* _TASK OBJECTIVE_
Using the material that follows, identify and copy each line with the string "value".

━━━━━━━━━━━━━━━━

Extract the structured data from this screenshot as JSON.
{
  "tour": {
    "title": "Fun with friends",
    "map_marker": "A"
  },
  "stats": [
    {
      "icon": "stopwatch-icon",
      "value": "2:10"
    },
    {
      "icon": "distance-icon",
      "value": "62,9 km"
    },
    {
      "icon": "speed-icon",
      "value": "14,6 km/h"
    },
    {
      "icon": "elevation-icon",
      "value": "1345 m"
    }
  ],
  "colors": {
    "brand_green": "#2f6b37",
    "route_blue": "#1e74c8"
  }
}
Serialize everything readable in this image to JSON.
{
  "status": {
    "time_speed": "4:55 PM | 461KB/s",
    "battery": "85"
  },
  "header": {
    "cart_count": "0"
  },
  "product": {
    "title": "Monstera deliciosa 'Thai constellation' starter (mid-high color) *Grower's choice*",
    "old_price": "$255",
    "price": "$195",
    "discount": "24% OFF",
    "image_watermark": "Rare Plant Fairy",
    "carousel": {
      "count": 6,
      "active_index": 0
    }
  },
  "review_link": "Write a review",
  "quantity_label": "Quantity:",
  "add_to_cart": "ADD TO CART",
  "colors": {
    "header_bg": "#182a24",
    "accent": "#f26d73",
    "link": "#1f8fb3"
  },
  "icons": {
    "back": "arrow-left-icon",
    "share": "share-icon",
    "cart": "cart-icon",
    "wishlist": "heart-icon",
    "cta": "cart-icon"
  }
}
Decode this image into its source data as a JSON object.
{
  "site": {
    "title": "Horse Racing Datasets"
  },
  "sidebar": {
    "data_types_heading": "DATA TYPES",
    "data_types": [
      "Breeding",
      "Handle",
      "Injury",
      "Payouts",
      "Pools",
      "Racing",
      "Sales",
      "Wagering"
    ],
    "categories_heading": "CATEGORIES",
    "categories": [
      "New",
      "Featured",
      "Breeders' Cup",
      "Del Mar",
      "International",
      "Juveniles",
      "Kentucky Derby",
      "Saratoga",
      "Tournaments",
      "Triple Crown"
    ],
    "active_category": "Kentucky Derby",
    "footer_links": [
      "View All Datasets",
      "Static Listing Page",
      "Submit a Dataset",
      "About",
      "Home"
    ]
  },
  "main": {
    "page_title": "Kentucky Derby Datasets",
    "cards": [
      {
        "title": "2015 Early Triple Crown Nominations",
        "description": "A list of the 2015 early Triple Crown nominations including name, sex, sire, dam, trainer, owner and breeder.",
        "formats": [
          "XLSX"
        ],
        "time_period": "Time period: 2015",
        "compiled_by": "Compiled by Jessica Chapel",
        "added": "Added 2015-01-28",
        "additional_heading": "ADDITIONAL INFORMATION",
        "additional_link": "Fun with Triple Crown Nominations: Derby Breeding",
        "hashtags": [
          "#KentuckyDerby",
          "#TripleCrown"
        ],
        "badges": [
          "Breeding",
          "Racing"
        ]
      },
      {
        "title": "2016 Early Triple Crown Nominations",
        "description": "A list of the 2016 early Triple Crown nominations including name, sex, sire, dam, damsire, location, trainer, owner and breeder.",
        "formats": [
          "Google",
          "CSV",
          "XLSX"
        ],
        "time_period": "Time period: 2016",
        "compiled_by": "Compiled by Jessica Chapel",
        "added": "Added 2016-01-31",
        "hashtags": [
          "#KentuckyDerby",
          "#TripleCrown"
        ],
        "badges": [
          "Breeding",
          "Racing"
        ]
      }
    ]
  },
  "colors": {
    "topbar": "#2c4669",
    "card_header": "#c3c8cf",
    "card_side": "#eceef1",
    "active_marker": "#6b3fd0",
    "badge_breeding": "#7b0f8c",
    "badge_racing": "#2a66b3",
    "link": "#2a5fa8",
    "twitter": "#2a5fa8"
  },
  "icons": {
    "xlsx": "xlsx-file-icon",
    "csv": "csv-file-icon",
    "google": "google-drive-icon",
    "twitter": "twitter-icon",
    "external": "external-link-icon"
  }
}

━━━━━━━━━━━━━━━━

* _OUTPUT BELOW_
      "value": "2:10"
      "value": "62,9 km"
      "value": "14,6 km/h"
      "value": "1345 m"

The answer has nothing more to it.